┌─ TEXTO DE ORIGEM

27.3.12

Andar a pé - reedição

"Em Bujumbura (Buja, daqui em diante), as regras de segurança eram severas. Não podíamos, por exemplo, atravessar uma rua da largura da Marginal a pé: tinha que ser de carro. As regras não eram estúpidas, antes pelo contrário, faziam sentido; mas por vezes não as respeitava.

A que mais infrigi era a da manhã: acontecia-me frequentemente ir passear para as margens do lago, quando havia dois riscos - os hipopótamos, e aquilo a que localmente se chamava "assaillants". Sempre me levantei cedo, e as margens do lago eram, a essa hora, de uma beleza irresistível.

Se quanto aos assaltantes as estatísticas eram escassas - provavelmente por falta de assaltados - já os relatórios de ataques por hipopótamos, ou incidentes com eles, abundavam.

└─
┌─ REGISTOS

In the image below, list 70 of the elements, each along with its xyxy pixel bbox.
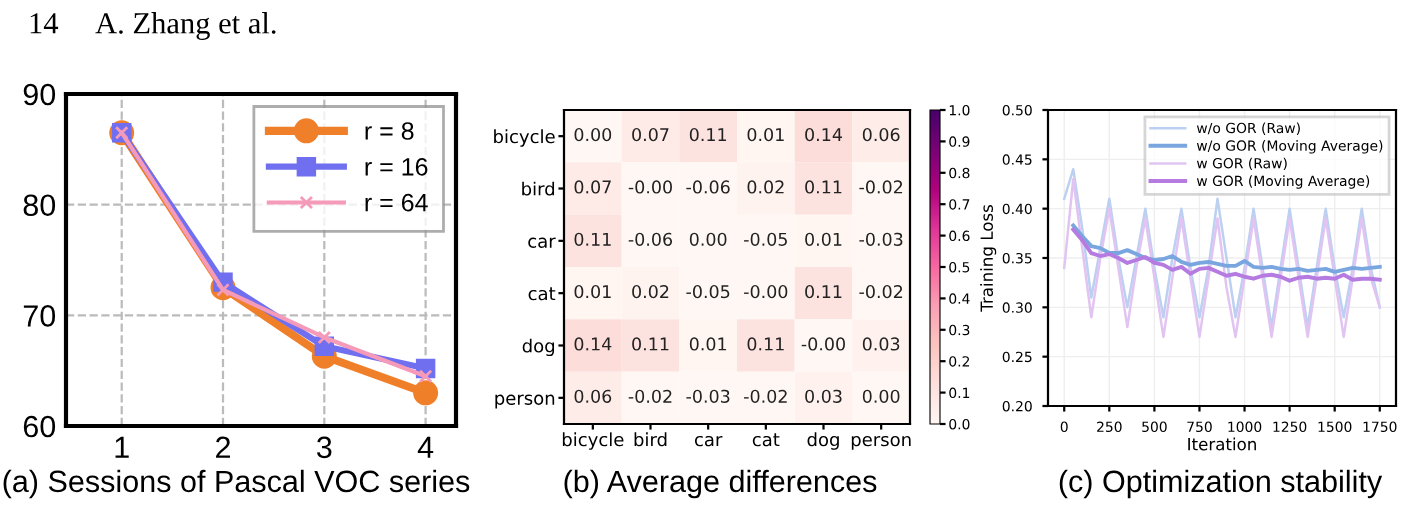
data-label: 0.06 xyxy=(574,389,612,403)
data-label: 0.02 xyxy=(632,285,669,299)
line-series xyxy=(1071,223,1382,274)
text: (b) Average differences xyxy=(564,469,877,499)
text: (a) Sessions of Pascal VOC series xyxy=(3,469,470,499)
legend-label: r = 16 xyxy=(365,157,428,176)
point xyxy=(413,380,439,406)
text: 14 A. Zhang et al. xyxy=(30,12,276,40)
x-tick-label: person xyxy=(851,435,911,450)
data-label: 0.01 xyxy=(805,232,842,246)
y-tick-label: 80 xyxy=(23,194,56,217)
data-label: 0.11 xyxy=(689,128,727,142)
y-tick-label: bird xyxy=(522,181,555,196)
legend-label: r = 8 xyxy=(365,122,414,140)
data-label: 0.03 xyxy=(805,389,842,403)
data-label: 0.14 xyxy=(574,337,612,351)
x-tick-label: 1 xyxy=(115,436,129,458)
x-tick-label: car xyxy=(694,435,723,447)
data-label: -0.03 xyxy=(859,232,903,246)
data-label: -0.02 xyxy=(859,180,903,194)
x-tick-label: bird xyxy=(634,432,667,447)
data-label: 0.00 xyxy=(862,389,900,403)
x-tick-label: 4 xyxy=(417,436,434,458)
data-label: 0.01 xyxy=(747,128,784,142)
data-label: 0.00 xyxy=(689,232,727,246)
data-label: -0.00 xyxy=(801,337,845,351)
y-tick-label: 90 xyxy=(23,83,56,106)
legend-label: r = 64 xyxy=(365,193,428,212)
data-label: 0.14 xyxy=(805,128,842,142)
data-label: 0.03 xyxy=(862,337,900,351)
data-label: 0.01 xyxy=(574,285,611,299)
data-label: -0.00 xyxy=(628,180,672,194)
data-label: -0.02 xyxy=(859,285,903,299)
data-label: -0.05 xyxy=(686,285,730,299)
x-tick-label: 2 xyxy=(216,436,230,458)
point xyxy=(418,369,433,384)
y-tick-label: 60 xyxy=(23,415,56,438)
data-label: -0.05 xyxy=(744,232,787,246)
data-label: -0.02 xyxy=(628,389,672,403)
data-label: -0.00 xyxy=(744,285,788,299)
x-tick-label: cat xyxy=(752,433,780,447)
line-series xyxy=(1071,227,1382,283)
data-label: 0.07 xyxy=(632,128,669,142)
data-label: 0.11 xyxy=(632,337,669,351)
data-label: 0.11 xyxy=(574,232,611,246)
data-label: -0.06 xyxy=(686,180,730,194)
data-label: 0.02 xyxy=(747,180,784,194)
x-tick-label: bicycle xyxy=(562,432,624,450)
data-label: 0.11 xyxy=(805,285,842,299)
y-tick-label: bicycle xyxy=(494,129,555,147)
y-tick-label: 70 xyxy=(23,305,56,327)
data-label: 0.11 xyxy=(805,180,842,194)
data-label: -0.06 xyxy=(628,232,673,246)
data-label: 0.11 xyxy=(747,337,784,351)
data-label: 0.00 xyxy=(574,128,612,142)
point xyxy=(317,330,332,345)
y-axis-title: Training Loss xyxy=(980,205,997,312)
data-label: 0.06 xyxy=(862,128,900,142)
y-tick-label: person xyxy=(495,394,555,409)
x-axis-title: Iteration xyxy=(1188,437,1256,451)
data-label: 0.07 xyxy=(574,180,611,194)
data-label: -0.02 xyxy=(744,389,787,403)
y-tick-label: dog xyxy=(522,338,555,357)
data-label: 0.01 xyxy=(689,337,727,351)
y-tick-label: cat xyxy=(528,287,556,301)
y-tick-label: car xyxy=(528,237,556,248)
text: (c) Optimization stability xyxy=(1059,469,1383,499)
x-tick-label: 3 xyxy=(316,436,332,459)
x-tick-label: dog xyxy=(807,432,839,450)
data-label: -0.03 xyxy=(686,389,730,403)
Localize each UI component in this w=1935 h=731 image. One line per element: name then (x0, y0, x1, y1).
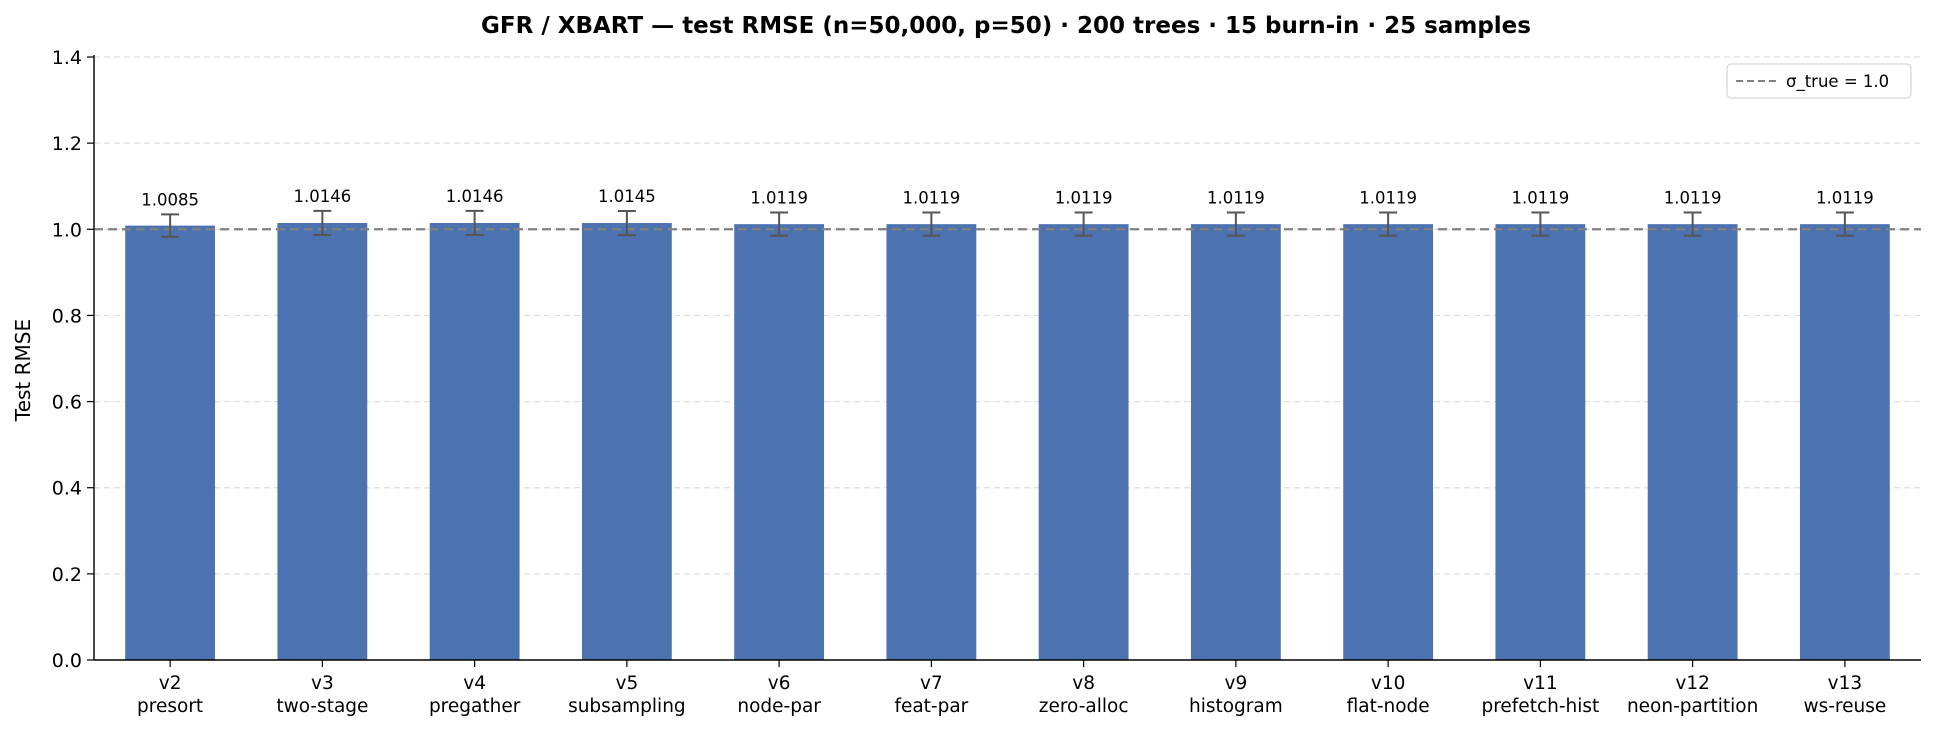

└─

* **O QUE FAZER**:
[1] Segundo o texto sobre Bujumbura, por que motivo a regra da manhã era a mais infringida?
[2] Reescreva de forma mais breve o parágrafo do texto sobre Bujumbura que começa por "Em Bujumbura (Buja, daqui em diante)", mantendo os factos principais.

* **SOLUÇÕES**:
[1] Porque quem escreve sempre se levantou cedo e, a essa hora, as margens do lago eram de uma beleza irresistível.

[2] Em Bujumbura, as regras de segurança eram severas: uma rua da largura da Marginal, por exemplo, só se podia atravessar de carro. Essas regras faziam sentido, mas nem sempre eram respeitadas.